* **What is asked**
Take from the listing each line that has the string "การบร".

* **Supplied material**
···

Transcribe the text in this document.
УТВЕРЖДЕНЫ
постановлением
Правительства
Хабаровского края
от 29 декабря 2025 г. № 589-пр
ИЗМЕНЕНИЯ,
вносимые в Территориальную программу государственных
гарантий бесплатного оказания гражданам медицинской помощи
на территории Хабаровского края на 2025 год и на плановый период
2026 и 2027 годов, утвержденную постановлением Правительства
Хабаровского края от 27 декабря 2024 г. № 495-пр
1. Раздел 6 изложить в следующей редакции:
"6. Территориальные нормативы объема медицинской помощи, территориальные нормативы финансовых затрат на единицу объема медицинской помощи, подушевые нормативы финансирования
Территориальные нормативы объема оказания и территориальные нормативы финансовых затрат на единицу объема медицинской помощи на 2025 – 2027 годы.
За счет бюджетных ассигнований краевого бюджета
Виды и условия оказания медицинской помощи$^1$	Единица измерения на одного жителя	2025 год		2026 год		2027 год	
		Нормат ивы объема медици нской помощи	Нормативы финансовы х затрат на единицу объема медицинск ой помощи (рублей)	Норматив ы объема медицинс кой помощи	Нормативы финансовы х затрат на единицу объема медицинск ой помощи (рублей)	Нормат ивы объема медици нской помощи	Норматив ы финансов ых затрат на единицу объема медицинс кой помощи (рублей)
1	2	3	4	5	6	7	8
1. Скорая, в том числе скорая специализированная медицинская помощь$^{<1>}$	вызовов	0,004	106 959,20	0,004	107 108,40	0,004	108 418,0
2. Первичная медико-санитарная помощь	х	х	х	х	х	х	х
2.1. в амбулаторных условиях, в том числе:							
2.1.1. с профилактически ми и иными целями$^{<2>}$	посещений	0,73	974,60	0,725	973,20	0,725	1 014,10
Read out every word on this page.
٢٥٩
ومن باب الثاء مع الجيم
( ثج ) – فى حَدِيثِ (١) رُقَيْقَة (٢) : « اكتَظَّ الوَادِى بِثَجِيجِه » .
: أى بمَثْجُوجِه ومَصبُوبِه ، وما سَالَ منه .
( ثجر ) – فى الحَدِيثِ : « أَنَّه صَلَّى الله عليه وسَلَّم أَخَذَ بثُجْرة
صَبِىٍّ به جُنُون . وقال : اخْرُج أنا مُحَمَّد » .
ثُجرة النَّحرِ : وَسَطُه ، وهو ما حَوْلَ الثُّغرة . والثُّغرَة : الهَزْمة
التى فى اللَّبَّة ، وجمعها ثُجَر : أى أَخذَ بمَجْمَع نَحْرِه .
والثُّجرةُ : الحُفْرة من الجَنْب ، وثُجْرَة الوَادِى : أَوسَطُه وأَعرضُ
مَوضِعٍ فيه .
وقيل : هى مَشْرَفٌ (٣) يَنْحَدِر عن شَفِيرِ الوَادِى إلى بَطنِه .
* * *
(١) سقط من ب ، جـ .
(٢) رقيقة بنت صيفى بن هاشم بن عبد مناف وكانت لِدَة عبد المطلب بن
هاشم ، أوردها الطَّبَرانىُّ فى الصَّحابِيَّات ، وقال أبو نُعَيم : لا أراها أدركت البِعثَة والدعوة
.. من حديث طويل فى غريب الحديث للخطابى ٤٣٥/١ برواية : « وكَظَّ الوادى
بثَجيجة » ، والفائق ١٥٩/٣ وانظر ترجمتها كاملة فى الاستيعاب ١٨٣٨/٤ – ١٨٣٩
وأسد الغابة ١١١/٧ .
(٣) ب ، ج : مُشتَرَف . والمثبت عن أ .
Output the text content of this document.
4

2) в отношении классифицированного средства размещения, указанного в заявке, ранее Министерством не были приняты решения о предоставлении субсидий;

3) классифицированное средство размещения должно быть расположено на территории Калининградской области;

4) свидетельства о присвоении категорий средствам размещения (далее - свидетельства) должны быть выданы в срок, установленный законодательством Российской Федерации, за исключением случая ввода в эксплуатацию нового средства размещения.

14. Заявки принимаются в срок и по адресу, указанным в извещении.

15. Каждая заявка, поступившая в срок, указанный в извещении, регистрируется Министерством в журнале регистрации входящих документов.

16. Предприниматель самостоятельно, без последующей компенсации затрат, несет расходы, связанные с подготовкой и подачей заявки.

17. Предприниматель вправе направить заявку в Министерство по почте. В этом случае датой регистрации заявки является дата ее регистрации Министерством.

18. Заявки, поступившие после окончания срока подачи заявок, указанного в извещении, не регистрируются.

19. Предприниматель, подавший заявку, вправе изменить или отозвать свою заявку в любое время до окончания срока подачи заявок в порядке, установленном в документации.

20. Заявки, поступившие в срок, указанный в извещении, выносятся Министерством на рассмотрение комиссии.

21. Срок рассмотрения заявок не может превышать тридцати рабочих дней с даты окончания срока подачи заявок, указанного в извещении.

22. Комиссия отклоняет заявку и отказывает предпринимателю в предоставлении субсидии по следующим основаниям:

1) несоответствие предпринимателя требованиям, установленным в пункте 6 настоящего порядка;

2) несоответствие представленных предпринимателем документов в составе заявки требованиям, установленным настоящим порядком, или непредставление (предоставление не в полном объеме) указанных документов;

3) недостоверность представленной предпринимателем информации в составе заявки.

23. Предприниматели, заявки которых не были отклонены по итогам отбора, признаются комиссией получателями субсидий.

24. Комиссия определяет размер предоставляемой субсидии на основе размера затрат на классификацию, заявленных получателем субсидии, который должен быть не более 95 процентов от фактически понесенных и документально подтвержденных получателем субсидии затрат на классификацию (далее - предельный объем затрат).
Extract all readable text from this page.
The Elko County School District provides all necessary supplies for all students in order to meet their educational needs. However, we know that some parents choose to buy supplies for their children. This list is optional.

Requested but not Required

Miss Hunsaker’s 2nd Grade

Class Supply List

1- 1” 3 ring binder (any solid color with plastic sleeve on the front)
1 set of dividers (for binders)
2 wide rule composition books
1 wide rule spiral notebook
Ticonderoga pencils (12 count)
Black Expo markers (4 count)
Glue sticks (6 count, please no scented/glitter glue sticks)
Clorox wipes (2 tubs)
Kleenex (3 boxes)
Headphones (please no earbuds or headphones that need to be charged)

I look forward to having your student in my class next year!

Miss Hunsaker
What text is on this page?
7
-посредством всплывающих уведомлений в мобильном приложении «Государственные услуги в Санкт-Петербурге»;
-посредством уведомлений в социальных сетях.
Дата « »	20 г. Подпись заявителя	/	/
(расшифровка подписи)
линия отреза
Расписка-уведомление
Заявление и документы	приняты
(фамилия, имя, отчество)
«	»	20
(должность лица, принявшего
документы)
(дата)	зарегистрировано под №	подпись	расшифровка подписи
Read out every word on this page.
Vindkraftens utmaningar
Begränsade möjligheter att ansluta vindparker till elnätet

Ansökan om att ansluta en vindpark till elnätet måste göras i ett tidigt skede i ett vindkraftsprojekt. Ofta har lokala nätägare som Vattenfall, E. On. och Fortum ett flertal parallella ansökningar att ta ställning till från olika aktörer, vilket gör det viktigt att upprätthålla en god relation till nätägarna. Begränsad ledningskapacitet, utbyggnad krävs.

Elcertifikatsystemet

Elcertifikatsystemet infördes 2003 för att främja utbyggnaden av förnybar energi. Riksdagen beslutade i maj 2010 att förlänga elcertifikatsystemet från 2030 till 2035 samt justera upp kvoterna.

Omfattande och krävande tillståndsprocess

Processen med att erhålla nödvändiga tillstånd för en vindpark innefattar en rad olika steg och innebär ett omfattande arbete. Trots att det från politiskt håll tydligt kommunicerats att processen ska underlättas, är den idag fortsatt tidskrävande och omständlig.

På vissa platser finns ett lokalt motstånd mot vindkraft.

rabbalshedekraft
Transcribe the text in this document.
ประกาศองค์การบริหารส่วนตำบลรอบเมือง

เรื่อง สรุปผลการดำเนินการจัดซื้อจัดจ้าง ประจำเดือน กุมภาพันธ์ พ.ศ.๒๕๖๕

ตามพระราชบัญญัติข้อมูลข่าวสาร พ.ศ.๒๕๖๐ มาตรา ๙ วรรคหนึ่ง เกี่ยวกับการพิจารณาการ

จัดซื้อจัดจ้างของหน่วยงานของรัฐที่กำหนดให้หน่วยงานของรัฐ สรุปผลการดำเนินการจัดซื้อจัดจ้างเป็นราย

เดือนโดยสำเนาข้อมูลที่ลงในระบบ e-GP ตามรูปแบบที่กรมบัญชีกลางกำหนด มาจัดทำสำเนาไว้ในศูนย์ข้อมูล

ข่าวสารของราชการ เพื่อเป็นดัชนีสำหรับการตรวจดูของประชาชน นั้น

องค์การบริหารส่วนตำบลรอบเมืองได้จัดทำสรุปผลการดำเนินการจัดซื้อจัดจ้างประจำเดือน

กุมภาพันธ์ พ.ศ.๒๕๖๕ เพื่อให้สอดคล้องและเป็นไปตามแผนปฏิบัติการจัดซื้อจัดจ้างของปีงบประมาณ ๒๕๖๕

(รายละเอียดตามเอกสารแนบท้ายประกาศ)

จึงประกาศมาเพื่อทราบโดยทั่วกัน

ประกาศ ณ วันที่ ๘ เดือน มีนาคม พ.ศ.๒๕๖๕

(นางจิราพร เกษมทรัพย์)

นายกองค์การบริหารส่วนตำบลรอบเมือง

···

* **Solution to this problem**
ประกาศองค์การบริหารส่วนตำบลรอบเมือง
องค์การบริหารส่วนตำบลรอบเมืองได้จัดทำสรุปผลการดำเนินการจัดซื้อจัดจ้างประจำเดือน
นายกองค์การบริหารส่วนตำบลรอบเมือง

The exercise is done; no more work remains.